### AIM:
Select all lines holding the word "your" from the entries that follow.

START

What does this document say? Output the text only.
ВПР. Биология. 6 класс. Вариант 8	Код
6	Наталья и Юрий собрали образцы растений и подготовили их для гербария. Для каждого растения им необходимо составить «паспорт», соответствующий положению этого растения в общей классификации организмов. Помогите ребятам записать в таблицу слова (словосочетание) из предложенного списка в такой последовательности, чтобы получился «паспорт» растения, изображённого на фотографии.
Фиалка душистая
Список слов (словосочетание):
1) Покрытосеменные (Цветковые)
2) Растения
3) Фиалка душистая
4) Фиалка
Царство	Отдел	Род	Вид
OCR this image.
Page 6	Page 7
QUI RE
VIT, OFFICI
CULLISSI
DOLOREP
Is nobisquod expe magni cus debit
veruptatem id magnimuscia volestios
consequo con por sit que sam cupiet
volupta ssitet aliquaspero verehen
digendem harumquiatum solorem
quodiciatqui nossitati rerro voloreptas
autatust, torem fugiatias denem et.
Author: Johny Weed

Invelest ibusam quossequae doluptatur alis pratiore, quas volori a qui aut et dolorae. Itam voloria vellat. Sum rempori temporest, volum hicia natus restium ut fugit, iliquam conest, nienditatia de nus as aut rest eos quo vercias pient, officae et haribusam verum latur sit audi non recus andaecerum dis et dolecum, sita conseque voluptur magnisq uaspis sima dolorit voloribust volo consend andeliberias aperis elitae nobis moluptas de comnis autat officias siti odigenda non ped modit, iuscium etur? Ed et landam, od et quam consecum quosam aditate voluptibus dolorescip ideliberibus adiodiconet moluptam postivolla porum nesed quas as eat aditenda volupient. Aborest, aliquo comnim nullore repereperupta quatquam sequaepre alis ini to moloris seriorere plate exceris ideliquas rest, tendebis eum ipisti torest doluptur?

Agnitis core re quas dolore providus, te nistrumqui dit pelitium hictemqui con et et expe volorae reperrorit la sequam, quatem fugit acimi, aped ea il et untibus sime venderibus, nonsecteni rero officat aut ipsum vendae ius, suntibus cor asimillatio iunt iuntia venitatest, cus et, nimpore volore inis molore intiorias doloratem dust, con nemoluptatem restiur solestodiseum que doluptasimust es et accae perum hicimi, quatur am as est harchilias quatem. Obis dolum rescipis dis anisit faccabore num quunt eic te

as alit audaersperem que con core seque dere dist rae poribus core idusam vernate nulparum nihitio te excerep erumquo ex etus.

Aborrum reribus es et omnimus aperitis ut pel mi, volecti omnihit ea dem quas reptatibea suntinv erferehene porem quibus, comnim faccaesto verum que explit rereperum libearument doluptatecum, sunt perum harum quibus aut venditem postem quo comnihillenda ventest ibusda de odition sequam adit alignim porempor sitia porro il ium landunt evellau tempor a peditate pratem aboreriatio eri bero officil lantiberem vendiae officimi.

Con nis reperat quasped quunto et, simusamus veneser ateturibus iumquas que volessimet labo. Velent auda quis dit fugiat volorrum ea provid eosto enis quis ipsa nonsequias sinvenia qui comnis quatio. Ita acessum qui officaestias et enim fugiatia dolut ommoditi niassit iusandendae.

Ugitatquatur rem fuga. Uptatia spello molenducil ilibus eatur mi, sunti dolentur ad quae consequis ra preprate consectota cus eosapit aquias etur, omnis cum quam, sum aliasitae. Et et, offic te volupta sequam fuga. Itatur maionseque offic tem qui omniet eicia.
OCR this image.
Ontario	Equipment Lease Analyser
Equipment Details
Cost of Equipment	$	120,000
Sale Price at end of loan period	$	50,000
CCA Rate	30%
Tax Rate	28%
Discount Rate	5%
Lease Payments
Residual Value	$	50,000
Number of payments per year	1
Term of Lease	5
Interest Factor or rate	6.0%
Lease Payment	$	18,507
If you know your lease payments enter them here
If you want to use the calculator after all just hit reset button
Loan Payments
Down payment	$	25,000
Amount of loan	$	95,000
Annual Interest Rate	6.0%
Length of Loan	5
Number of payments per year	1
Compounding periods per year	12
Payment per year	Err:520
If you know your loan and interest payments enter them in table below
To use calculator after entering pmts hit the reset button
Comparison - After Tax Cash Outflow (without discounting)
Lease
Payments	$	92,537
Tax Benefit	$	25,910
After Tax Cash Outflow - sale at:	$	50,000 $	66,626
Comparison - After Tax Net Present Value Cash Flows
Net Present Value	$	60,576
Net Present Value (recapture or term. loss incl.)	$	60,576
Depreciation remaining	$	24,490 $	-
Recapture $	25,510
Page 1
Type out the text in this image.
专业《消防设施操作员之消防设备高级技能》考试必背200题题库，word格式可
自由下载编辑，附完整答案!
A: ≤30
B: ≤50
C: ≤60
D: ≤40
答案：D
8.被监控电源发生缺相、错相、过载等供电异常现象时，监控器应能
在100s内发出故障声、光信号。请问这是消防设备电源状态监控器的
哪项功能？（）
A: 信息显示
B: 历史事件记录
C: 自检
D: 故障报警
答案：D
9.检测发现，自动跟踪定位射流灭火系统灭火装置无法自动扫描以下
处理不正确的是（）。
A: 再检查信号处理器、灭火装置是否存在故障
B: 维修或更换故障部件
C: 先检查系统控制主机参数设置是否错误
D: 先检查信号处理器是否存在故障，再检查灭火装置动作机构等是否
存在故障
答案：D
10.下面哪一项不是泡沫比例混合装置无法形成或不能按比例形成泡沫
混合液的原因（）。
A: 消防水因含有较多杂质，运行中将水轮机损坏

END

### WRITTEN RESPONSE:
If you know your lease payments enter them here
If you know your loan and interest payments enter them in table below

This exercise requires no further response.